▶ _Required work_
1. What fossil material is Cantioscyllium mainly known from, according to the Cantioscyllium text?
2. Copy everything from "Genus of extinct" down to "from the Barremian." in the Cantioscyllium text, switching "isolated teeth" to "scattered teeth".

Cantioscyllium Temporal range: Barremian–Maastrichtian PreꞒ Ꞓ O S D C P T J K Pg N

Scientific classification
- Domain: Eukaryota
- Kingdom: Animalia
- Phylum: Chordata
- Class: Chondrichthyes
- Subclass: Elasmobranchii
- Division: Selachii
- Order: Orectolobiformes
- Family: Ginglymostomatidae
- Genus: †Cantioscyllium Woodward 1889
- Species: †Cantioscyllium alhaulfi Kriwet 1999; †Cantioscyllium brachyplicatum Kriwet et al. 2009; †Cantioscyllium decipiens Woodward 1889; †Cantioscyllium meyeri Case and Cappetta 1997;

= Cantioscyllium =

Genus of extinct nurse shark

Cantioscyllium is an extinct genus of nurse shark from the Mesozoic era. It is known mainly from isolated teeth, but was named on a partial skeleton from the Late Cretaceous of England. It is a widespread and diverse genus, currently containing 10 species. They are uncommon but present throughout the late cretaceous of the eastern United States, including the Severn Formation of Maryland, the Tar Heel and Peedee formations of North Carolina, and Campanian of New Jersey. It is also known from the Western Interior Seaway and western Europe. C. hashimiaensis is known from the Santonian of Jordan. C. alhaulfi is from the Barremian.

▶ _Data extracts_
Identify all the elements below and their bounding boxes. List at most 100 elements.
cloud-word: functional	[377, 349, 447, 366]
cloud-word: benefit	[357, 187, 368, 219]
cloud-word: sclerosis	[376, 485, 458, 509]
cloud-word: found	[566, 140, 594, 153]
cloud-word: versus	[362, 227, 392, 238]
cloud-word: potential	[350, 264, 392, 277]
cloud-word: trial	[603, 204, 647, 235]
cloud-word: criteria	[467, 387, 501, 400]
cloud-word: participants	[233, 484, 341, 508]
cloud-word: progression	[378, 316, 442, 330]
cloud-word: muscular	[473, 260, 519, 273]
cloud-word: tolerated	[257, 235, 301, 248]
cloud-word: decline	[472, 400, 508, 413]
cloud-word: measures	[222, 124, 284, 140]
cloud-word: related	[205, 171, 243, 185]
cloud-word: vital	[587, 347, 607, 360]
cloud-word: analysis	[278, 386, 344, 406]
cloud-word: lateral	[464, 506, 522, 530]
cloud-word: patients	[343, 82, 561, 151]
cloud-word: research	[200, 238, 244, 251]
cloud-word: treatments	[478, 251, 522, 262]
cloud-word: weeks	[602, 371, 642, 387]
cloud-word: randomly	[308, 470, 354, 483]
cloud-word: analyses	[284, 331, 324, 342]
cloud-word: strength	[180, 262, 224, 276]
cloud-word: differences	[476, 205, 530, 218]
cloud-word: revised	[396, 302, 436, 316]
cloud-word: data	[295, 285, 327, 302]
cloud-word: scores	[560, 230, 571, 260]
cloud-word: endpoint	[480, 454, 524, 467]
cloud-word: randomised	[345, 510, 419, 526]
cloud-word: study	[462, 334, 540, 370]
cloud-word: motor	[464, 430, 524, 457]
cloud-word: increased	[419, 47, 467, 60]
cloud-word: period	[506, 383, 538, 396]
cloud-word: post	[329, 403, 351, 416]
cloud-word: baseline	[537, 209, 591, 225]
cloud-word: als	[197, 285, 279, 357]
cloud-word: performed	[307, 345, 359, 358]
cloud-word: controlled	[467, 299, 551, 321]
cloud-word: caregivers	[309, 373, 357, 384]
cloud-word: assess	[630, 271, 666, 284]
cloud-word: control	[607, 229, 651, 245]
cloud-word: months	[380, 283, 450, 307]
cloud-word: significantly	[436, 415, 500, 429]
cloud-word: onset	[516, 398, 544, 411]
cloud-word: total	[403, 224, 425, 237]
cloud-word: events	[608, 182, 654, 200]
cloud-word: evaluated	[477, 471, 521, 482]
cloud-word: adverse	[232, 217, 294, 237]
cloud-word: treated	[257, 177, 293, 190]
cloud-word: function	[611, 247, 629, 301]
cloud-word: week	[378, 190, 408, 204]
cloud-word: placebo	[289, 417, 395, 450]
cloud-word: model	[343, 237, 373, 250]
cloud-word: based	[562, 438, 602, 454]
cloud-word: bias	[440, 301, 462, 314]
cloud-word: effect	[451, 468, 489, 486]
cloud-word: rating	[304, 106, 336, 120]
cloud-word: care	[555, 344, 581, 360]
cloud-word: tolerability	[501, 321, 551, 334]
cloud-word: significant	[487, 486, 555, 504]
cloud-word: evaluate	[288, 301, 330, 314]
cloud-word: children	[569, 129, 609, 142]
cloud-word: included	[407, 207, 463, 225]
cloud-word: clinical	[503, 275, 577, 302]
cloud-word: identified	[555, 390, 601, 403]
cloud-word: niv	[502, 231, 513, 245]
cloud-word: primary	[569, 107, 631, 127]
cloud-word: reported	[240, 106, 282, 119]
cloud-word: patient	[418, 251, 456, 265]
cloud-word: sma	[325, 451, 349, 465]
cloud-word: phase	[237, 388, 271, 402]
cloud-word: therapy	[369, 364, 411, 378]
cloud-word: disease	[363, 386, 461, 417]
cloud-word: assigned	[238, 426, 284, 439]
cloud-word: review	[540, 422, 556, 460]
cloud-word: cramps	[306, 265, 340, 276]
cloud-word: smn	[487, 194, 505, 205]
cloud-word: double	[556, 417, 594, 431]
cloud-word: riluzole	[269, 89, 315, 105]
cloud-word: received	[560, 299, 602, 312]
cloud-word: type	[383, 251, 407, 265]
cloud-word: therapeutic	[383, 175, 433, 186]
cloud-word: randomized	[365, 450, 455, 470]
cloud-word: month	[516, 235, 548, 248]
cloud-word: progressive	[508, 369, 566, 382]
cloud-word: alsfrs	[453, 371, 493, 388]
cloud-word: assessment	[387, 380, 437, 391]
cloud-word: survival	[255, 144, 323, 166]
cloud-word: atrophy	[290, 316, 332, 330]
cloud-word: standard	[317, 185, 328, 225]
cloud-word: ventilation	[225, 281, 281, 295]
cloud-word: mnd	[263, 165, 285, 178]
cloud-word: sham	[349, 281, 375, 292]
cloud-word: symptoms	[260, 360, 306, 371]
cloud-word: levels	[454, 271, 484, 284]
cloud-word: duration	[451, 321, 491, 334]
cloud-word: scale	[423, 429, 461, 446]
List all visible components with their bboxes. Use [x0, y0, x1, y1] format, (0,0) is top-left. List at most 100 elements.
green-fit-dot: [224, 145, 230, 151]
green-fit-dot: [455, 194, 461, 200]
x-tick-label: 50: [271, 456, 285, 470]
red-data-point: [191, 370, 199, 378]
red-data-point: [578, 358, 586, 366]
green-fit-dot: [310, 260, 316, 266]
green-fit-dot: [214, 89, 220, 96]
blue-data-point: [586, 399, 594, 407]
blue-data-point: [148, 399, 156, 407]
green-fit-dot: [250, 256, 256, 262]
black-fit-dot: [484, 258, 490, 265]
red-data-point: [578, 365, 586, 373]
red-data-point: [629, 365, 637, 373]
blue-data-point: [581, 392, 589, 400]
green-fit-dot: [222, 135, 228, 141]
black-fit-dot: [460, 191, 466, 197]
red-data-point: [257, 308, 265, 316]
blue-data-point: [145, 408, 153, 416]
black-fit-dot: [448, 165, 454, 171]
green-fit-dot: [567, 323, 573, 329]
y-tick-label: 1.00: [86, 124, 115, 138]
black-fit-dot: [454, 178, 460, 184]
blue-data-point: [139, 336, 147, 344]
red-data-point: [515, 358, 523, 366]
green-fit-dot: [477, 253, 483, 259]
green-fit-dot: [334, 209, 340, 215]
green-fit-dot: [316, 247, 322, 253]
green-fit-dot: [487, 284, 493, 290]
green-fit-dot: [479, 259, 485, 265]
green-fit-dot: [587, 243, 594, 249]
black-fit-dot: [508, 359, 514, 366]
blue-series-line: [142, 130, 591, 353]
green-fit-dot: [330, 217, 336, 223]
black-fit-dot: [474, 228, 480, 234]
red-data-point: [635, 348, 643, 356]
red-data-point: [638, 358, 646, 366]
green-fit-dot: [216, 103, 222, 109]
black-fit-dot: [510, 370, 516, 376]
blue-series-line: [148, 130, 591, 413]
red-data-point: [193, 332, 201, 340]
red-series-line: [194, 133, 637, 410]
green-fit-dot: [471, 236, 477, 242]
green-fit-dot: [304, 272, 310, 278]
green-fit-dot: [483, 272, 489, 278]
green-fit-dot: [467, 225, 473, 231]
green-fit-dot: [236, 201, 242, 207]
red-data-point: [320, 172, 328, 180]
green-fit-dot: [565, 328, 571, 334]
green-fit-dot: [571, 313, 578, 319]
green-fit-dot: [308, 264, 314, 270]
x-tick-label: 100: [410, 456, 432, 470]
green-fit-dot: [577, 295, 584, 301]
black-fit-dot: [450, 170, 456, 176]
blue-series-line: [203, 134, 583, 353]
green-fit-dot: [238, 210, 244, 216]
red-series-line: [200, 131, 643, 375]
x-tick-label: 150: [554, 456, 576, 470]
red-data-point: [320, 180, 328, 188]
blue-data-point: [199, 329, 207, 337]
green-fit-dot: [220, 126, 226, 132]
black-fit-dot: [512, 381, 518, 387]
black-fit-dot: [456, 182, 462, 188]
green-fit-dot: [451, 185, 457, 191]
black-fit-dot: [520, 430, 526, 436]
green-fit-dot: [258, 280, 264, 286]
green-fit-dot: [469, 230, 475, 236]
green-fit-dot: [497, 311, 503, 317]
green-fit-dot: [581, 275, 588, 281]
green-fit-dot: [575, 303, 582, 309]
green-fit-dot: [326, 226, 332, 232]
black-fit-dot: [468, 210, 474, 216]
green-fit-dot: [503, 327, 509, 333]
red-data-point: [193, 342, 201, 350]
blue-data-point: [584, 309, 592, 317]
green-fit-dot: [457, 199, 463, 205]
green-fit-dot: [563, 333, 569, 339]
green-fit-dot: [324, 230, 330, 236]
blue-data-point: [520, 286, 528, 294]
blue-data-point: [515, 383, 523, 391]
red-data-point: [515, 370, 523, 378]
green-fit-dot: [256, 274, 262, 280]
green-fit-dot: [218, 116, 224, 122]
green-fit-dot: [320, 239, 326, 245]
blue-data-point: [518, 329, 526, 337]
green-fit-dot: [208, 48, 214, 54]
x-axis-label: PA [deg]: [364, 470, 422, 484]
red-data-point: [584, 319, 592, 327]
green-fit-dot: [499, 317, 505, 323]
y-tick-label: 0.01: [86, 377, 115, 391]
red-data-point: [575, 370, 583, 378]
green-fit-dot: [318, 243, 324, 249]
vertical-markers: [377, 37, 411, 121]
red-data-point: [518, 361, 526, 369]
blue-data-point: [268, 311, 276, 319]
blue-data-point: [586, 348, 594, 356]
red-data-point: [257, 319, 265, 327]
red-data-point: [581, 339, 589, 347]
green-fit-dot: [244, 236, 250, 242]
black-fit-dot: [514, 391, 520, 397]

▶ _Solutions_
1. Isolated teeth.

2.
Genus of extinct nurse shark

Cantioscyllium is an extinct genus of nurse shark from the Mesozoic era. It is known mainly from scattered teeth, but was named on a partial skeleton from the Late Cretaceous of England. It is a widespread and diverse genus, currently containing 10 species. They are uncommon but present throughout the late cretaceous of the eastern United States, including the Severn Formation of Maryland, the Tar Heel and Peedee formations of North Carolina, and Campanian of New Jersey. It is also known from the Western Interior Seaway and western Europe. C. hashimiaensis is known from the Santonian of Jordan. C. alhaulfi is from the Barremian.